start Provided data
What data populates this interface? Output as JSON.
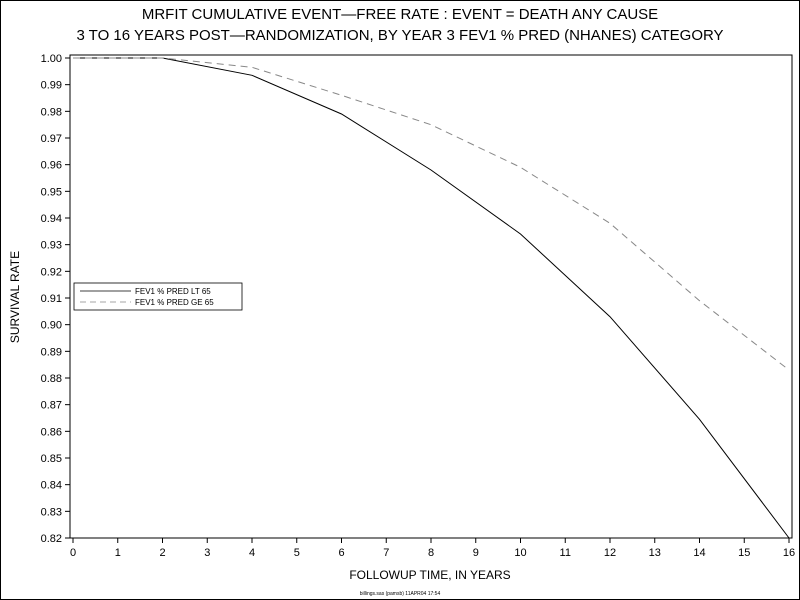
{
  "chart_data": {
    "type": "line",
    "title": "MRFIT CUMULATIVE EVENT—FREE RATE : EVENT =  DEATH ANY CAUSE",
    "subtitle": "3 TO 16 YEARS POST—RANDOMIZATION, BY YEAR 3 FEV1 % PRED (NHANES) CATEGORY",
    "xlabel": "FOLLOWUP TIME, IN YEARS",
    "ylabel": "SURVIVAL RATE",
    "xlim": [
      0,
      16
    ],
    "ylim": [
      0.82,
      1.0
    ],
    "x_ticks": [
      "0",
      "1",
      "2",
      "3",
      "4",
      "5",
      "6",
      "7",
      "8",
      "9",
      "10",
      "11",
      "12",
      "13",
      "14",
      "15",
      "16"
    ],
    "y_ticks": [
      "0.82",
      "0.83",
      "0.84",
      "0.85",
      "0.86",
      "0.87",
      "0.88",
      "0.89",
      "0.90",
      "0.91",
      "0.92",
      "0.93",
      "0.94",
      "0.95",
      "0.96",
      "0.97",
      "0.98",
      "0.99",
      "1.00"
    ],
    "grid": false,
    "legend_position": "left-middle",
    "series": [
      {
        "name": "FEV1 % PRED LT 65",
        "style": "solid",
        "color": "#000000",
        "x": [
          0,
          2,
          4,
          6,
          8,
          10,
          12,
          14,
          16
        ],
        "y": [
          1.0,
          1.0,
          0.9935,
          0.979,
          0.958,
          0.934,
          0.903,
          0.8645,
          0.82
        ]
      },
      {
        "name": "FEV1 % PRED GE 65",
        "style": "dashed",
        "color": "#888888",
        "x": [
          0,
          2,
          4,
          6,
          8,
          10,
          12,
          14,
          16
        ],
        "y": [
          1.0,
          1.0,
          0.9965,
          0.986,
          0.975,
          0.959,
          0.938,
          0.909,
          0.883
        ]
      }
    ]
  },
  "footnote": "billings.sas (pamsb) 11APR04 17:54"
}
end Provided data
*Task requirements:* Write out the material above once more, exactly as it reads, with no pictures.

*Solved exercise:*
What data populates this interface? Output as JSON.
{
  "chart_data": {
    "type": "line",
    "title": "MRFIT CUMULATIVE EVENT—FREE RATE : EVENT =  DEATH ANY CAUSE",
    "subtitle": "3 TO 16 YEARS POST—RANDOMIZATION, BY YEAR 3 FEV1 % PRED (NHANES) CATEGORY",
    "xlabel": "FOLLOWUP TIME, IN YEARS",
    "ylabel": "SURVIVAL RATE",
    "xlim": [
      0,
      16
    ],
    "ylim": [
      0.82,
      1.0
    ],
    "x_ticks": [
      "0",
      "1",
      "2",
      "3",
      "4",
      "5",
      "6",
      "7",
      "8",
      "9",
      "10",
      "11",
      "12",
      "13",
      "14",
      "15",
      "16"
    ],
    "y_ticks": [
      "0.82",
      "0.83",
      "0.84",
      "0.85",
      "0.86",
      "0.87",
      "0.88",
      "0.89",
      "0.90",
      "0.91",
      "0.92",
      "0.93",
      "0.94",
      "0.95",
      "0.96",
      "0.97",
      "0.98",
      "0.99",
      "1.00"
    ],
    "grid": false,
    "legend_position": "left-middle",
    "series": [
      {
        "name": "FEV1 % PRED LT 65",
        "style": "solid",
        "color": "#000000",
        "x": [
          0,
          2,
          4,
          6,
          8,
          10,
          12,
          14,
          16
        ],
        "y": [
          1.0,
          1.0,
          0.9935,
          0.979,
          0.958,
          0.934,
          0.903,
          0.8645,
          0.82
        ]
      },
      {
        "name": "FEV1 % PRED GE 65",
        "style": "dashed",
        "color": "#888888",
        "x": [
          0,
          2,
          4,
          6,
          8,
          10,
          12,
          14,
          16
        ],
        "y": [
          1.0,
          1.0,
          0.9965,
          0.986,
          0.975,
          0.959,
          0.938,
          0.909,
          0.883
        ]
      }
    ]
  },
  "footnote": "billings.sas (pamsb) 11APR04 17:54"
}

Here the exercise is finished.